:: DO THIS ::
Return all lines from the listing below in which the string "verified" occurs.

:: GIVEN RECORDS ::
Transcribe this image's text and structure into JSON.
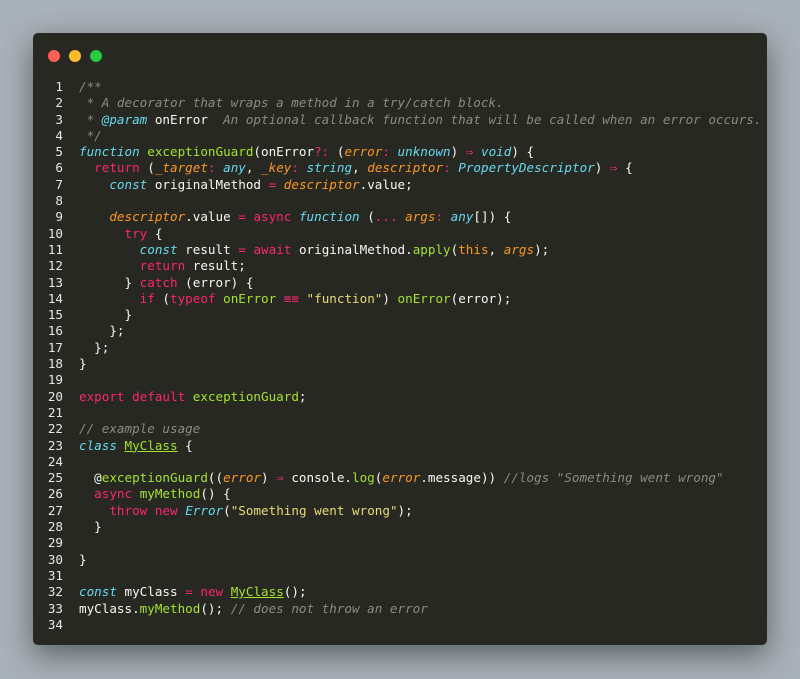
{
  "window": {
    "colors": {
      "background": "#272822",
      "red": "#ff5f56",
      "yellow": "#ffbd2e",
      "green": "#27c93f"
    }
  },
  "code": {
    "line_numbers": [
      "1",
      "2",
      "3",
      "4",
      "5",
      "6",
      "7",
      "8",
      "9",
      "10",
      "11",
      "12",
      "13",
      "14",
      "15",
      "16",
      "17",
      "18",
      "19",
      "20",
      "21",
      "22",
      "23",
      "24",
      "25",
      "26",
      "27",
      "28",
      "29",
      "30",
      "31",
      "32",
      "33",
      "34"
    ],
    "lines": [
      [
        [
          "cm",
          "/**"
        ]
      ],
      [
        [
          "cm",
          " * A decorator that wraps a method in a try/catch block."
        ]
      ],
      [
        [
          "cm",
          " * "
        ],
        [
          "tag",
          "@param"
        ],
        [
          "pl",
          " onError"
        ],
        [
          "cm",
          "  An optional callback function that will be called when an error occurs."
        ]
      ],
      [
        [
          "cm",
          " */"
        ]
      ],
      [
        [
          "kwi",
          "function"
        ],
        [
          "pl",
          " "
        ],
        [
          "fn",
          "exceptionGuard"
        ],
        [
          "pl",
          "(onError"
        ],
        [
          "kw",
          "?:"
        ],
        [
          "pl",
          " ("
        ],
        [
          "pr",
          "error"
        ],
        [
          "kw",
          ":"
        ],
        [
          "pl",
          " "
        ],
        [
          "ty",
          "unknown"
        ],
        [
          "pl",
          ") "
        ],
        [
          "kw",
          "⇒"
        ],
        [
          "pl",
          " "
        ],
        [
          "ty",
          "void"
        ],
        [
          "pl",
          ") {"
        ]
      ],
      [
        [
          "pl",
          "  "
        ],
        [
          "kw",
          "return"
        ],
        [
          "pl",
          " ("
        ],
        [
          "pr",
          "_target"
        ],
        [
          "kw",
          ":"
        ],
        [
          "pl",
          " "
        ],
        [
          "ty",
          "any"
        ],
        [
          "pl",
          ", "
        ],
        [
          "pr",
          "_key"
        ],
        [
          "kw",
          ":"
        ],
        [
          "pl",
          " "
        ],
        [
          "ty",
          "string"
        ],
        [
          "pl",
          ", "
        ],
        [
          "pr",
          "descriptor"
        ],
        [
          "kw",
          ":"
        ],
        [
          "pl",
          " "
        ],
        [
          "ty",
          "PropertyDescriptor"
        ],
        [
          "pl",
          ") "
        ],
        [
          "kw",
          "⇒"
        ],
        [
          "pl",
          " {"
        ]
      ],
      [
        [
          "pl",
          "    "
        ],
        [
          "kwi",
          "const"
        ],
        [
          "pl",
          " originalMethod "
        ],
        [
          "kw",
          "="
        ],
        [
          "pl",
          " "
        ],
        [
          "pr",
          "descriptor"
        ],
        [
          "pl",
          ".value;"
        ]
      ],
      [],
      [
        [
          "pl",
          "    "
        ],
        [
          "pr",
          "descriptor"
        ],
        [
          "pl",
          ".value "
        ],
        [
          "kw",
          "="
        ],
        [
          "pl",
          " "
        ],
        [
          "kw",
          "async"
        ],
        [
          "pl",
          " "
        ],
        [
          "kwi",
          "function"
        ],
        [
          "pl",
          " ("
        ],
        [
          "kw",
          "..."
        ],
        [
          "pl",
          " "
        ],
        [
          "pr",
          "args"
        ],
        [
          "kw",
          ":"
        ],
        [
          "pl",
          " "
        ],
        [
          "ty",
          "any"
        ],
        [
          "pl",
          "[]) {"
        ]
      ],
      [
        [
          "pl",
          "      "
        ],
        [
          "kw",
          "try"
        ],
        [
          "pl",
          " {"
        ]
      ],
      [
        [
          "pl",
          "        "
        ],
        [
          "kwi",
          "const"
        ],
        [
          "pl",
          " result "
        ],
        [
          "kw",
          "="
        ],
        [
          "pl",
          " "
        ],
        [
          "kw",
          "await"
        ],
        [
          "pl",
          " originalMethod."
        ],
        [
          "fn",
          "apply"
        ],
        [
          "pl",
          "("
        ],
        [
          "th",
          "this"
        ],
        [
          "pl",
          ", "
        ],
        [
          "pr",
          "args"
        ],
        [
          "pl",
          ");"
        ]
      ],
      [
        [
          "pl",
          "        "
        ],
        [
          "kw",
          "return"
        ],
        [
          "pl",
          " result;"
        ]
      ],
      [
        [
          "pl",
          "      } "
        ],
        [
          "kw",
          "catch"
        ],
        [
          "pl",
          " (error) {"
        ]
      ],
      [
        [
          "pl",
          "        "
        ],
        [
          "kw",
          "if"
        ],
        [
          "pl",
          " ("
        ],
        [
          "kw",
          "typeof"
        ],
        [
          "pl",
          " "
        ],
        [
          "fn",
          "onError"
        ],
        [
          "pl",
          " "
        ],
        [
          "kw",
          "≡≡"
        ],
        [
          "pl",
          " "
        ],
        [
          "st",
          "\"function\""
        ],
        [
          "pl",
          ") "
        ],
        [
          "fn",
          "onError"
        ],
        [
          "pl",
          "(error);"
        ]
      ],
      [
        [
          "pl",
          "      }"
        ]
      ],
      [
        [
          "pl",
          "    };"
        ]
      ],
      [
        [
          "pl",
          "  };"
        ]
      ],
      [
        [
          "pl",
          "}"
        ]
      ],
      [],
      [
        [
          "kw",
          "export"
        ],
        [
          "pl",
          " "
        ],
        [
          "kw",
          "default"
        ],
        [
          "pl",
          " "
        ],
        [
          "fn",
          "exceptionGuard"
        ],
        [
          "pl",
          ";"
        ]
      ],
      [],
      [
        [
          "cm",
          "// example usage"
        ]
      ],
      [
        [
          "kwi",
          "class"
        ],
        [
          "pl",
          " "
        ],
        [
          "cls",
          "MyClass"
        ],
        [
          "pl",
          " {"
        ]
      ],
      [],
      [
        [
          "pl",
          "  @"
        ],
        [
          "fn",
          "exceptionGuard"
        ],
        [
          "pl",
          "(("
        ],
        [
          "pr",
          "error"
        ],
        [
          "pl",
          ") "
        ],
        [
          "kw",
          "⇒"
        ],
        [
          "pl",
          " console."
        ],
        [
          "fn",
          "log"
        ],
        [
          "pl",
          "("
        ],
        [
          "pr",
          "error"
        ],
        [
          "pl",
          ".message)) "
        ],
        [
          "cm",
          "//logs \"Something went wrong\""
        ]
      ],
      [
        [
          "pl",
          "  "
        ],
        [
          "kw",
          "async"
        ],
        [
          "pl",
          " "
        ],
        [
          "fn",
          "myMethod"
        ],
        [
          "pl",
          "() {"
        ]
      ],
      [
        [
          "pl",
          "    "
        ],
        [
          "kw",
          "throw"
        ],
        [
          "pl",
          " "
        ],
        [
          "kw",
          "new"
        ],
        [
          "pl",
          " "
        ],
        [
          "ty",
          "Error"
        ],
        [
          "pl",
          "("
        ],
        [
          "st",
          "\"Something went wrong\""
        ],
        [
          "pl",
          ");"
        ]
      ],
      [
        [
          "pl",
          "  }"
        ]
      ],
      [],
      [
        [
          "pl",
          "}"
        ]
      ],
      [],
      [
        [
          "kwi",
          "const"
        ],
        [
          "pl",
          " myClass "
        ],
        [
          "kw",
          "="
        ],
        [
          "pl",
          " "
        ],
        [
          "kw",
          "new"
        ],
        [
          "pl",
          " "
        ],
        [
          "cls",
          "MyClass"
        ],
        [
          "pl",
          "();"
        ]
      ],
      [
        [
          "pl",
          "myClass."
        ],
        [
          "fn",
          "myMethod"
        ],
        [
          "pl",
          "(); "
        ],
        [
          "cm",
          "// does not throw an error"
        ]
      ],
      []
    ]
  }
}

---

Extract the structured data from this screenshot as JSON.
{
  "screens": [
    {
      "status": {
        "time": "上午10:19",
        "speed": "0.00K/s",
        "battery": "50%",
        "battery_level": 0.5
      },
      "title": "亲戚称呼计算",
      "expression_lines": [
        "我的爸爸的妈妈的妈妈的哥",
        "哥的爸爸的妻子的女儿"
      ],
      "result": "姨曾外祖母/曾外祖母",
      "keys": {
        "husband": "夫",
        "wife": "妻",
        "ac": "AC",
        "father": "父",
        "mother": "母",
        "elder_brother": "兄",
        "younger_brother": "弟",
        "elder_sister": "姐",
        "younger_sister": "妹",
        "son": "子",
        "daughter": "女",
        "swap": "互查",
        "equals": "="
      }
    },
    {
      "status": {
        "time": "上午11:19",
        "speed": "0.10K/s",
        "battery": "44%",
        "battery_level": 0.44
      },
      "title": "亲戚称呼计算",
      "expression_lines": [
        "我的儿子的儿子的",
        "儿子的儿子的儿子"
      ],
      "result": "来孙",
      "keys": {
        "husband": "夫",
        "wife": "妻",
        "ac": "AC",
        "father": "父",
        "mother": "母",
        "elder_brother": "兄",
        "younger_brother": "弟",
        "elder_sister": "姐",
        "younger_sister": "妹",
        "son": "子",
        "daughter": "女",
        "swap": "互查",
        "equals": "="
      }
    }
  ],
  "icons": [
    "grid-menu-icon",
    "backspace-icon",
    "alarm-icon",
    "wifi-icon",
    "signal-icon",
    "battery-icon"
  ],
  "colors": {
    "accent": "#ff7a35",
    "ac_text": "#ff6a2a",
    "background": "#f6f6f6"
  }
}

...

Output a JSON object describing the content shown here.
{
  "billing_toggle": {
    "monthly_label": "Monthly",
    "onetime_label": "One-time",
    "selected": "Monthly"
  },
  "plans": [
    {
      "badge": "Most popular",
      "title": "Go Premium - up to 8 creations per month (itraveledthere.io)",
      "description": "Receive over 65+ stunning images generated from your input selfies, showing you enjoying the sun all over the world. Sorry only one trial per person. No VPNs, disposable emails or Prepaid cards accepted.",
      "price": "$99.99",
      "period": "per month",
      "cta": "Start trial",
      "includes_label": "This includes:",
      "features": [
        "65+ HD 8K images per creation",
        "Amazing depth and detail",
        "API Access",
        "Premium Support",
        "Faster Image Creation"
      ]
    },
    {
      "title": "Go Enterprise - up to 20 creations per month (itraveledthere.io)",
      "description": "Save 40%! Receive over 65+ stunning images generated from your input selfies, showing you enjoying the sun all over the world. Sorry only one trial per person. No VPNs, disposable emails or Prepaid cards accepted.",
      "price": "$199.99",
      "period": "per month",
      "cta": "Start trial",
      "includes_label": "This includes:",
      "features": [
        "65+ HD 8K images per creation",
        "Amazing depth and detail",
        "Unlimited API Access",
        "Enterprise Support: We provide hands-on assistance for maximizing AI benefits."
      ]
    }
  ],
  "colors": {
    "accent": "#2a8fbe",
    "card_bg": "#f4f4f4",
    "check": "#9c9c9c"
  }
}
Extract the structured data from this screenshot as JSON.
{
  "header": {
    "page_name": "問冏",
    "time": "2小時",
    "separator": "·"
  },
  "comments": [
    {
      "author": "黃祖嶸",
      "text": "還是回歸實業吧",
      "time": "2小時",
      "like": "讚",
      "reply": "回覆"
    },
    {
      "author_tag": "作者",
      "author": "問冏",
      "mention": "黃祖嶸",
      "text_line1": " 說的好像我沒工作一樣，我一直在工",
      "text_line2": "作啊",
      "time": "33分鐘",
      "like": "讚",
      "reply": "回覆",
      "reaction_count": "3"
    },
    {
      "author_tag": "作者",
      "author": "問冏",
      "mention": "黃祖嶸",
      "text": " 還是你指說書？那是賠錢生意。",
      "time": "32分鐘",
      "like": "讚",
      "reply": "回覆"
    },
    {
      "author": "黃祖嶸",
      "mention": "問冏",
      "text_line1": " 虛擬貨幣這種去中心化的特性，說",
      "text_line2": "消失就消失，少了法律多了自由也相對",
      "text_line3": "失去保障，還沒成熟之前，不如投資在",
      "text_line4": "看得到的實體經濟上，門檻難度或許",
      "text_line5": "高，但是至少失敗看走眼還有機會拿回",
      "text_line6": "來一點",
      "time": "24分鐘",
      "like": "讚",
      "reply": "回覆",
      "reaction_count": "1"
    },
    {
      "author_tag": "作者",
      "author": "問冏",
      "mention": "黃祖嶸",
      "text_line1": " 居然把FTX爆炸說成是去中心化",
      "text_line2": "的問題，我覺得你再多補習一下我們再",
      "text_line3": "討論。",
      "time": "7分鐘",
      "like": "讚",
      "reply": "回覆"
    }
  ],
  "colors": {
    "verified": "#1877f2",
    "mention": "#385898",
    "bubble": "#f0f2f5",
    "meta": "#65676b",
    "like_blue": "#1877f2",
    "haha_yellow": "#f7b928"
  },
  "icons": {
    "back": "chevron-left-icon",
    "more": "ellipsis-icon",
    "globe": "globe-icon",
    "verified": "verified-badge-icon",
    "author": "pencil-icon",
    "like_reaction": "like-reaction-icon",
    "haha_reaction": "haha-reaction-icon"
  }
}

:: WRITTEN SOLUTION ::
    "verified": "#1877f2",
    "verified": "verified-badge-icon",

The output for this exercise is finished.